Data for this task.
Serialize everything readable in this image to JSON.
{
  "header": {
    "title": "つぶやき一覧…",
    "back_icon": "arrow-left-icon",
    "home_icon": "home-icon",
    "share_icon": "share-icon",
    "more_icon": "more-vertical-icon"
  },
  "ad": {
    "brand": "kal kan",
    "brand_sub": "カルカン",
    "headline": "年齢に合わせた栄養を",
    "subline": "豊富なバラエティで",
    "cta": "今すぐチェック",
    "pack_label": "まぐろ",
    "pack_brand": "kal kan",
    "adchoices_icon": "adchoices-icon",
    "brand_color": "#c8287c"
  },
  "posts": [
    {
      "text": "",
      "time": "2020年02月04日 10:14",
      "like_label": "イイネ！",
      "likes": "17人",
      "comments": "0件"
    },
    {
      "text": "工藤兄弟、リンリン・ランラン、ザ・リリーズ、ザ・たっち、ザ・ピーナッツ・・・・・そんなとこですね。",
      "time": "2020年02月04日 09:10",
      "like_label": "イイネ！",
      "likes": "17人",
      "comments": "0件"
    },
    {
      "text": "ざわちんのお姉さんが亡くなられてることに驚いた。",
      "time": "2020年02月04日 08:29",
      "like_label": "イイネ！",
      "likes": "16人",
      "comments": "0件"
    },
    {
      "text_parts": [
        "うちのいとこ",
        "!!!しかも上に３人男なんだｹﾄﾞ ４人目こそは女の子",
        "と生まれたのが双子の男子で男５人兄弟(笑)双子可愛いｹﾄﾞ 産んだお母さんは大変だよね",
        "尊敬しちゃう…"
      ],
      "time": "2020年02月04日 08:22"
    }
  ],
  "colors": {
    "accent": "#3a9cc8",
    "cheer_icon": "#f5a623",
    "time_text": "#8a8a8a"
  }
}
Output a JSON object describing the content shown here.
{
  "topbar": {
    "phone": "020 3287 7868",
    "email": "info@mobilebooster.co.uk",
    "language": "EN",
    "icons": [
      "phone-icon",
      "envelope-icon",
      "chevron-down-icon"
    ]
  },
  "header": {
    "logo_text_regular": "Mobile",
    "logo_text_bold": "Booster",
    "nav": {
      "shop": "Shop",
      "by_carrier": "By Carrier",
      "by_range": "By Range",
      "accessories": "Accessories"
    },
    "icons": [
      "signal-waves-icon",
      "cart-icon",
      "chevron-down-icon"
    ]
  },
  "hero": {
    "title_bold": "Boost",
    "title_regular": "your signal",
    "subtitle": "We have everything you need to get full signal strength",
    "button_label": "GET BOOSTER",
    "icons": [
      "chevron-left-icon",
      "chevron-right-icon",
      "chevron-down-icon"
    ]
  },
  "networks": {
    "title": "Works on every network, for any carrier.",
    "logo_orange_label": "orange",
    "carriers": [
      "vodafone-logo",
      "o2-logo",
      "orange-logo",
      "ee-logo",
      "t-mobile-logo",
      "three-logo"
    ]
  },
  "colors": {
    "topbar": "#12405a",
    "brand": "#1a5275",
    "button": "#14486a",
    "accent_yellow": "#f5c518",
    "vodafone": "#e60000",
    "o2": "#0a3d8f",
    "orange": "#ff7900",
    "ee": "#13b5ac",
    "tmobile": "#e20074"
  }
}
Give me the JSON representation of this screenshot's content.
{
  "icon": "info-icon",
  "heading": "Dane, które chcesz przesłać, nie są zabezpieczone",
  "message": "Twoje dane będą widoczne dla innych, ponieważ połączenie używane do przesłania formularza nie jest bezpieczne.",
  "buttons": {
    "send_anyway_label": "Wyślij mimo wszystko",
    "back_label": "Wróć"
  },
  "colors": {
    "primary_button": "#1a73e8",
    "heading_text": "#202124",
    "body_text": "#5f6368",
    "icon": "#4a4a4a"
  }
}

What needs to be done.
Extract every line from the one with "Give me the" down to the final line above, both included, exactly as written.

Result below.
Give me the JSON representation of this screenshot's content.
{
  "icon": "info-icon",
  "heading": "Dane, które chcesz przesłać, nie są zabezpieczone",
  "message": "Twoje dane będą widoczne dla innych, ponieważ połączenie używane do przesłania formularza nie jest bezpieczne.",
  "buttons": {
    "send_anyway_label": "Wyślij mimo wszystko",
    "back_label": "Wróć"
  },
  "colors": {
    "primary_button": "#1a73e8",
    "heading_text": "#202124",
    "body_text": "#5f6368",
    "icon": "#4a4a4a"
  }
}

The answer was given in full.